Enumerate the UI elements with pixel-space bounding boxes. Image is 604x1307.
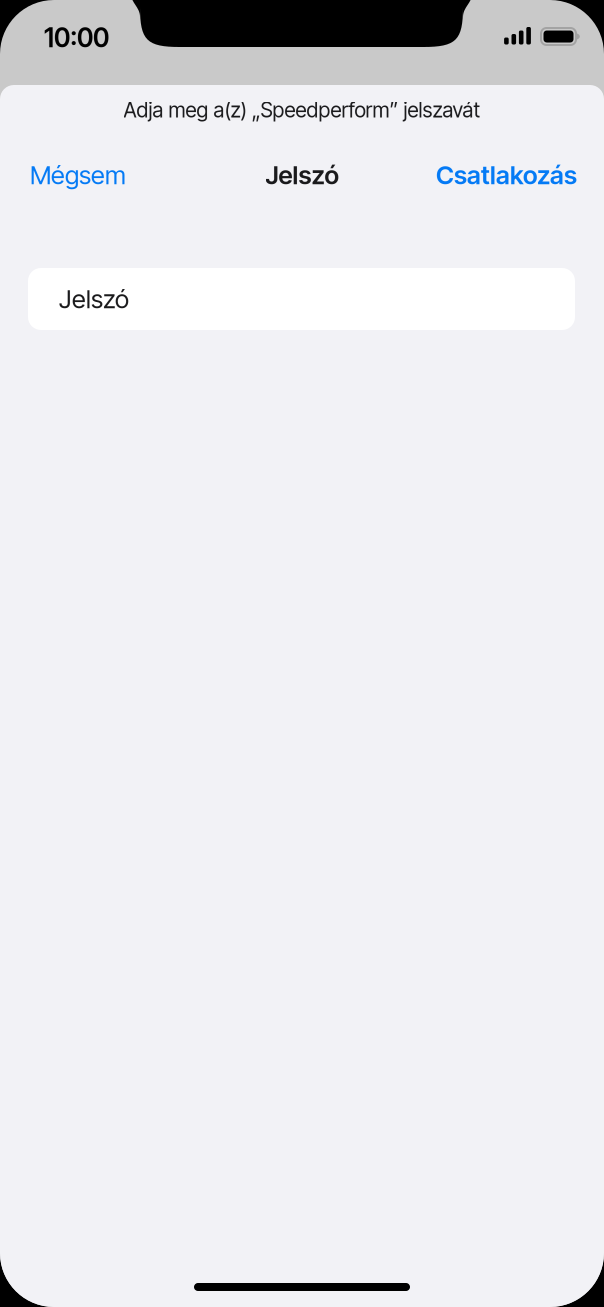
staticText: Mégsem <box>30 160 126 190</box>
staticText: Jelszó <box>266 160 338 190</box>
button[interactable]: Mégsem <box>30 158 150 192</box>
staticText: Jelszó <box>59 284 129 314</box>
staticText: Csatlakozás <box>436 160 577 190</box>
staticText: Adja meg a(z) „Speedperform” jelszavát <box>124 98 480 122</box>
button[interactable]: Jelszó <box>28 268 575 330</box>
staticText: 10:00 <box>44 22 109 54</box>
button[interactable]: Csatlakozás <box>432 158 577 192</box>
####################
Rewrite the data above, replacing "UI elements" with "interface elements" and keeping everything else the same. Leave out the pictures.

Enumerate the interface elements with pixel-space bounding boxes. Image is 604x1307.
staticText: Mégsem <box>30 160 126 190</box>
staticText: Jelszó <box>266 160 338 190</box>
button[interactable]: Mégsem <box>30 158 150 192</box>
staticText: Jelszó <box>59 284 129 314</box>
staticText: Csatlakozás <box>436 160 577 190</box>
staticText: Adja meg a(z) „Speedperform” jelszavát <box>124 98 480 122</box>
button[interactable]: Jelszó <box>28 268 575 330</box>
staticText: 10:00 <box>44 22 109 54</box>
button[interactable]: Csatlakozás <box>432 158 577 192</box>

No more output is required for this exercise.